**WHAT YOU HAVE TO DO**:
Rewrite all the records below with "Polygon shape" changed to "Polygon outline" everywhere it occurs and everything else unchanged. Omit the pictures from your answer.

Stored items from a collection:
(begin)

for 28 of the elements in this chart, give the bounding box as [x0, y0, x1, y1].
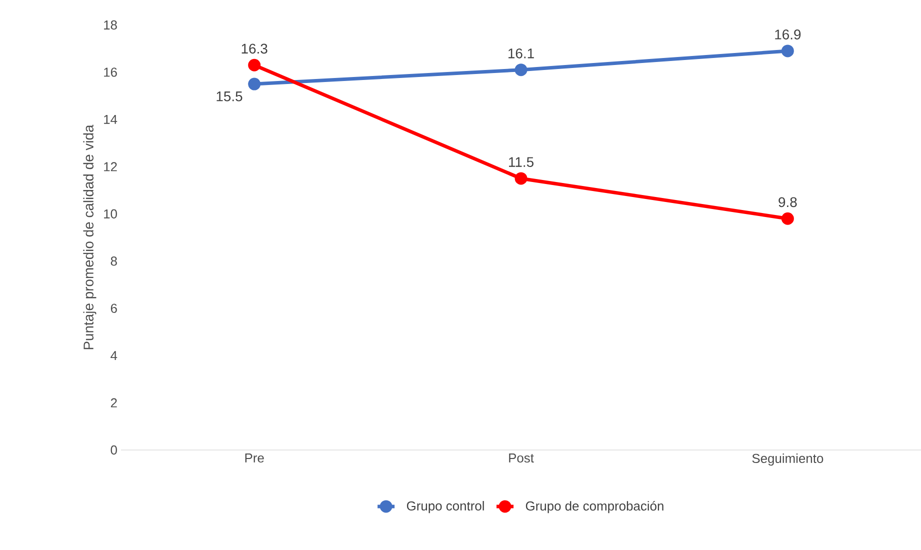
y-tick-label: 0: [110, 445, 117, 455]
y-tick-label: 18: [104, 20, 117, 30]
legend-label: Grupo de comprobación: [526, 500, 664, 514]
point: [248, 58, 261, 72]
data-label: 16.9: [775, 30, 801, 40]
x-tick-label: Post: [509, 454, 534, 463]
data-label: 16.1: [508, 48, 534, 58]
y-tick-label: 14: [104, 114, 118, 124]
point: [514, 172, 528, 185]
data-label: 16.3: [242, 44, 268, 54]
y-tick-label: 16: [104, 68, 117, 77]
data-label: 11.5: [509, 157, 534, 167]
point: [514, 64, 528, 76]
y-tick-label: 6: [110, 304, 117, 313]
y-tick-label: 2: [110, 398, 117, 408]
y-tick-label: 4: [110, 351, 118, 360]
x-tick-label: Seguimiento: [752, 454, 824, 466]
x-tick-label: Pre: [245, 454, 264, 463]
legend-label: Grupo control: [406, 501, 484, 514]
point: [248, 78, 261, 90]
y-tick-label: 8: [110, 256, 117, 266]
point: [781, 212, 794, 225]
point: [781, 44, 794, 58]
y-axis-title: Puntaje promedio de calidad de vida: [83, 124, 96, 350]
y-tick-label: 12: [104, 162, 117, 172]
data-label: 9.8: [778, 197, 797, 208]
y-tick-label: 10: [104, 209, 117, 218]
data-label: 15.5: [216, 92, 242, 102]
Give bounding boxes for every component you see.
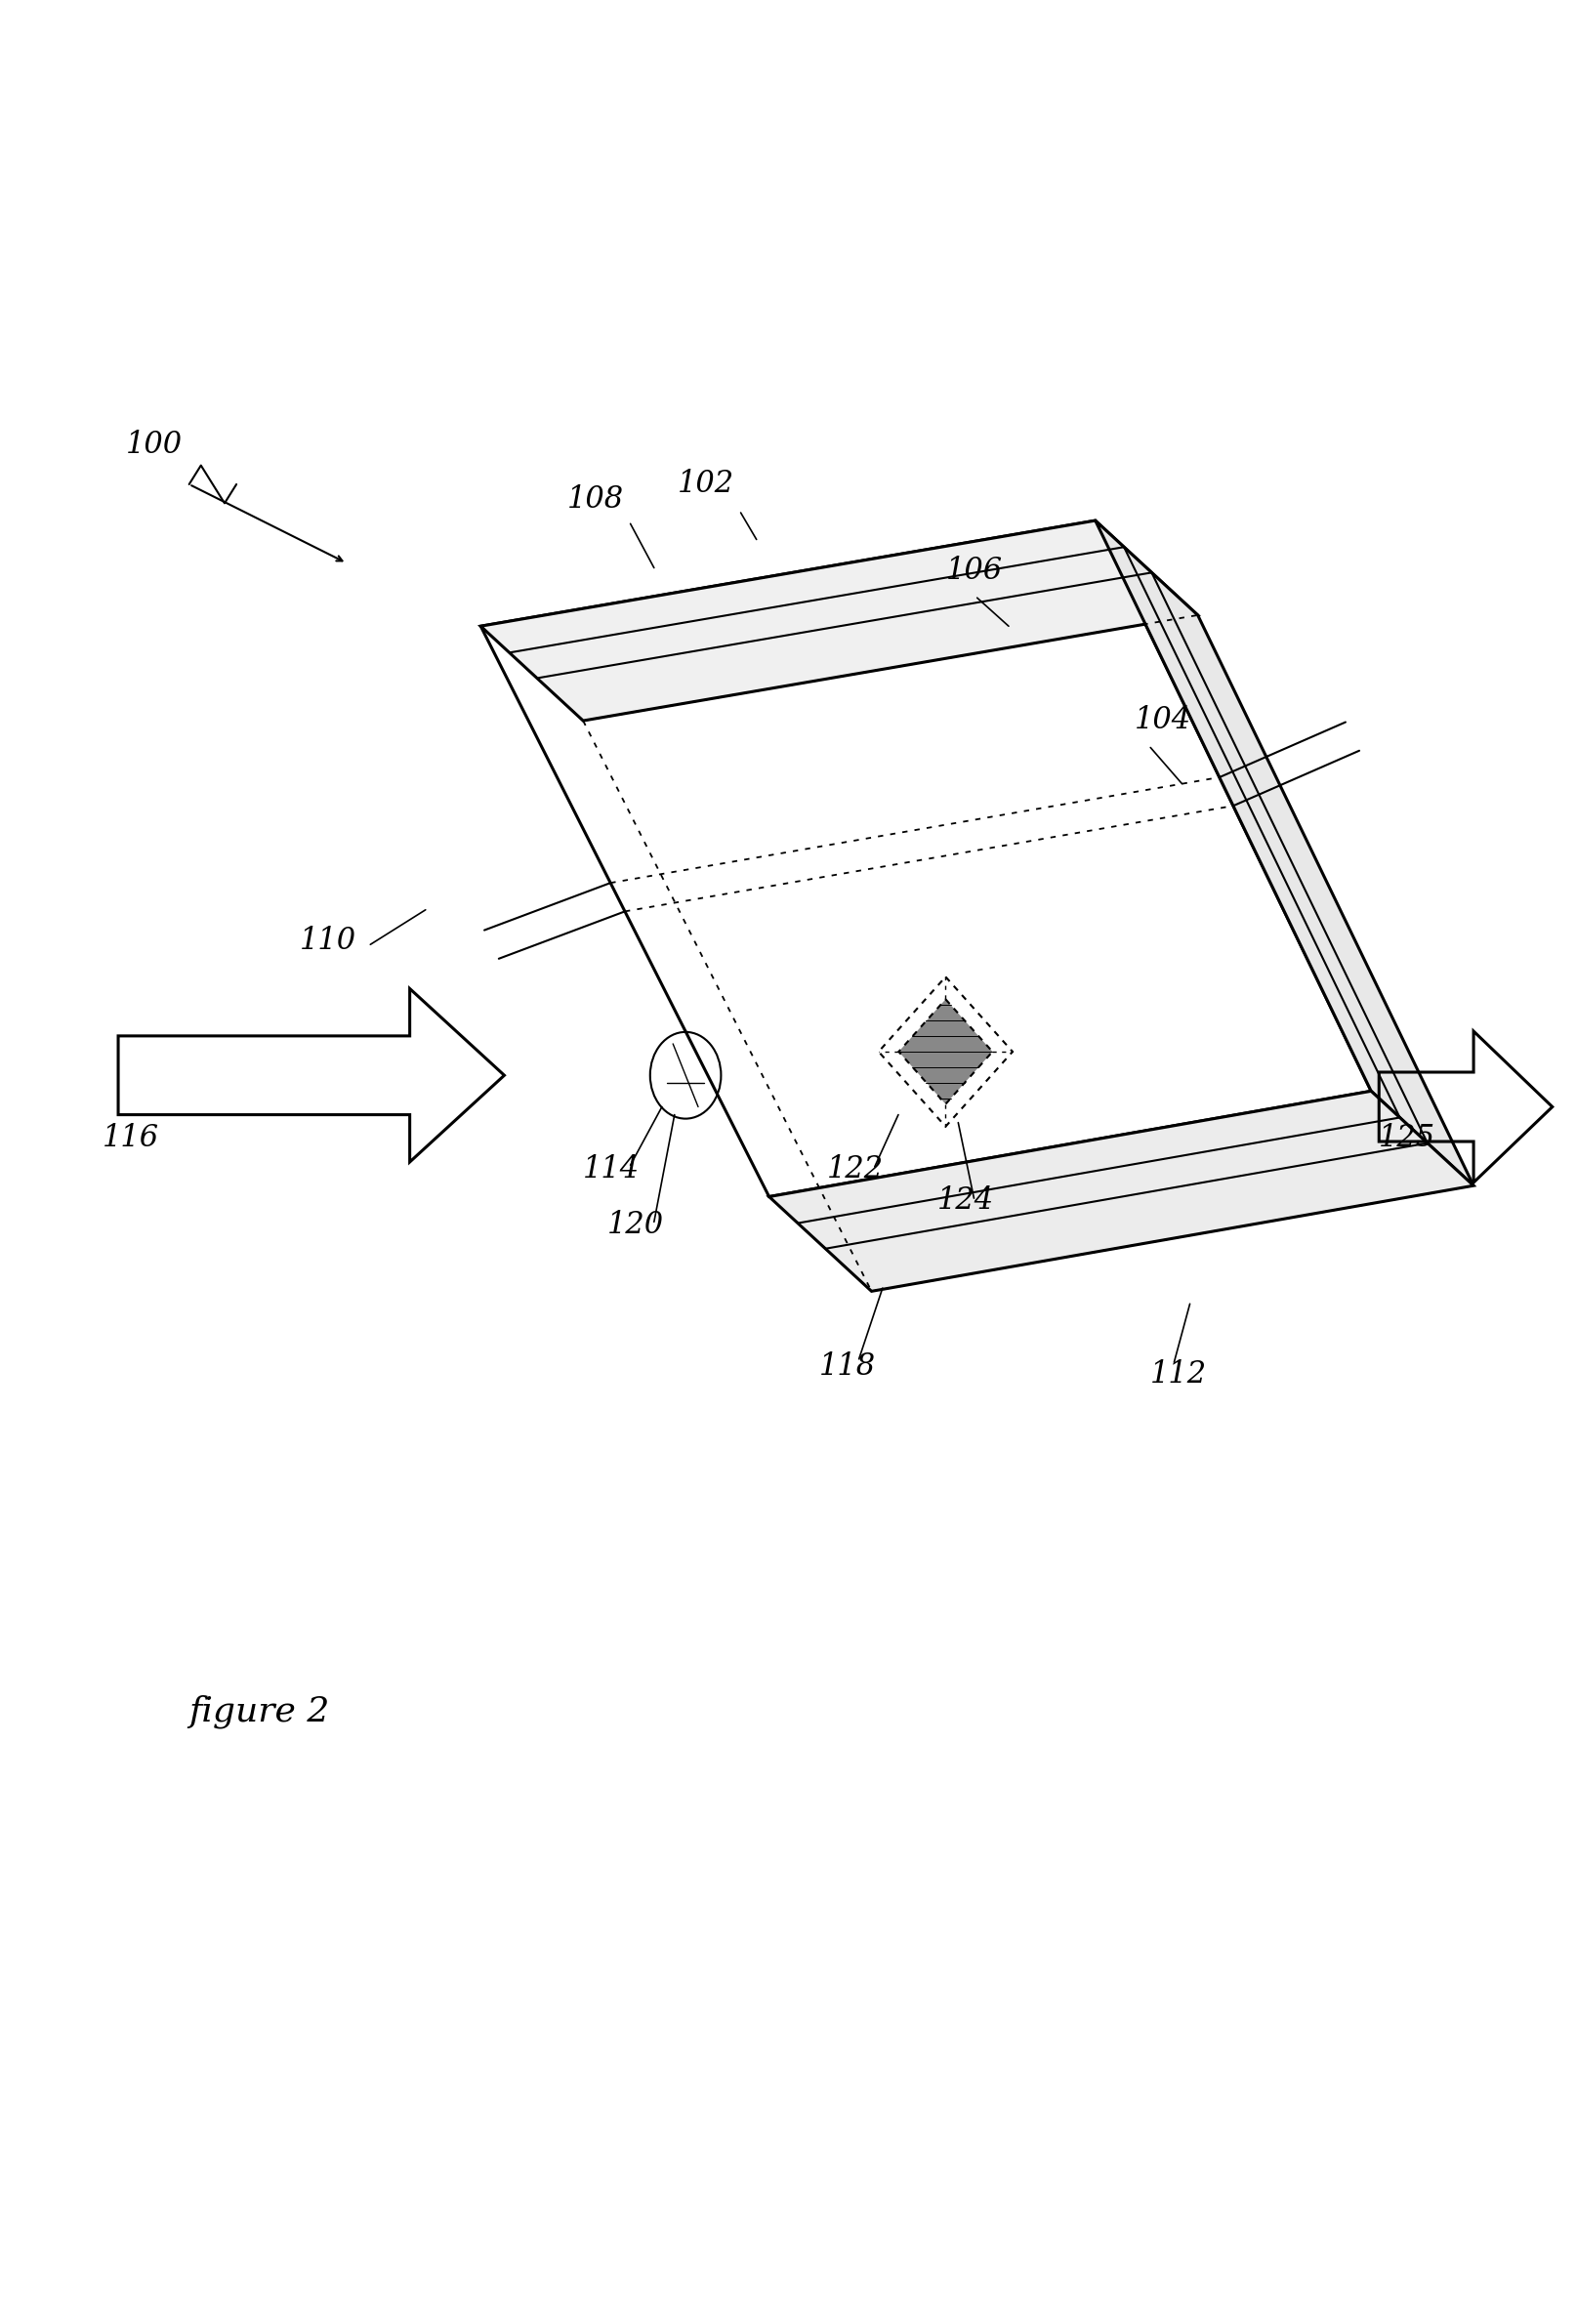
Text: 118: 118 (820, 1350, 876, 1380)
Text: 124: 124 (938, 1185, 994, 1215)
Polygon shape (898, 999, 993, 1104)
Text: 122: 122 (827, 1155, 884, 1185)
Text: 106: 106 (946, 555, 1002, 586)
Polygon shape (769, 1090, 1474, 1292)
Text: 110: 110 (299, 925, 356, 955)
Text: 114: 114 (583, 1155, 640, 1185)
Text: 120: 120 (607, 1208, 663, 1239)
Text: figure 2: figure 2 (189, 1694, 329, 1729)
Text: 125: 125 (1379, 1122, 1436, 1153)
Text: 108: 108 (567, 483, 624, 516)
Text: 112: 112 (1150, 1360, 1207, 1390)
Polygon shape (1095, 521, 1474, 1185)
Text: 116: 116 (102, 1122, 159, 1153)
Text: 102: 102 (678, 469, 734, 500)
Polygon shape (481, 521, 1198, 720)
Text: 104: 104 (1135, 704, 1191, 734)
Text: 100: 100 (126, 430, 183, 460)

(end)

**RESULT BELOW**:
for 28 of the elements in this chart, give the bounding box as [x0, y0, x1, y1].
y-tick-label: 0: [110, 445, 117, 455]
y-tick-label: 18: [104, 20, 117, 30]
legend-label: Grupo de comprobación: [526, 500, 664, 514]
point: [248, 58, 261, 72]
data-label: 16.9: [775, 30, 801, 40]
x-tick-label: Post: [509, 454, 534, 463]
data-label: 16.1: [508, 48, 534, 58]
y-tick-label: 14: [104, 114, 118, 124]
point: [514, 172, 528, 185]
data-label: 16.3: [242, 44, 268, 54]
y-tick-label: 16: [104, 68, 117, 77]
data-label: 11.5: [509, 157, 534, 167]
point: [514, 64, 528, 76]
y-tick-label: 6: [110, 304, 117, 313]
y-tick-label: 2: [110, 398, 117, 408]
y-tick-label: 4: [110, 351, 118, 360]
x-tick-label: Seguimiento: [752, 454, 824, 466]
x-tick-label: Pre: [245, 454, 264, 463]
legend-label: Grupo control: [406, 501, 484, 514]
point: [248, 78, 261, 90]
y-tick-label: 8: [110, 256, 117, 266]
point: [781, 212, 794, 225]
point: [781, 44, 794, 58]
y-axis-title: Puntaje promedio de calidad de vida: [83, 124, 96, 350]
y-tick-label: 12: [104, 162, 117, 172]
data-label: 9.8: [778, 197, 797, 208]
y-tick-label: 10: [104, 209, 117, 218]
data-label: 15.5: [216, 92, 242, 102]
Give bounding boxes for every component you see.
Text: 118: 118 (820, 1350, 876, 1380)
Text: 124: 124 (938, 1185, 994, 1215)
Polygon outline (898, 999, 993, 1104)
Text: 122: 122 (827, 1155, 884, 1185)
Text: 106: 106 (946, 555, 1002, 586)
Polygon outline (769, 1090, 1474, 1292)
Text: 110: 110 (299, 925, 356, 955)
Text: 114: 114 (583, 1155, 640, 1185)
Text: 120: 120 (607, 1208, 663, 1239)
Text: figure 2: figure 2 (189, 1694, 329, 1729)
Text: 125: 125 (1379, 1122, 1436, 1153)
Text: 108: 108 (567, 483, 624, 516)
Text: 112: 112 (1150, 1360, 1207, 1390)
Polygon outline (1095, 521, 1474, 1185)
Text: 116: 116 (102, 1122, 159, 1153)
Text: 102: 102 (678, 469, 734, 500)
Polygon outline (481, 521, 1198, 720)
Text: 104: 104 (1135, 704, 1191, 734)
Text: 100: 100 (126, 430, 183, 460)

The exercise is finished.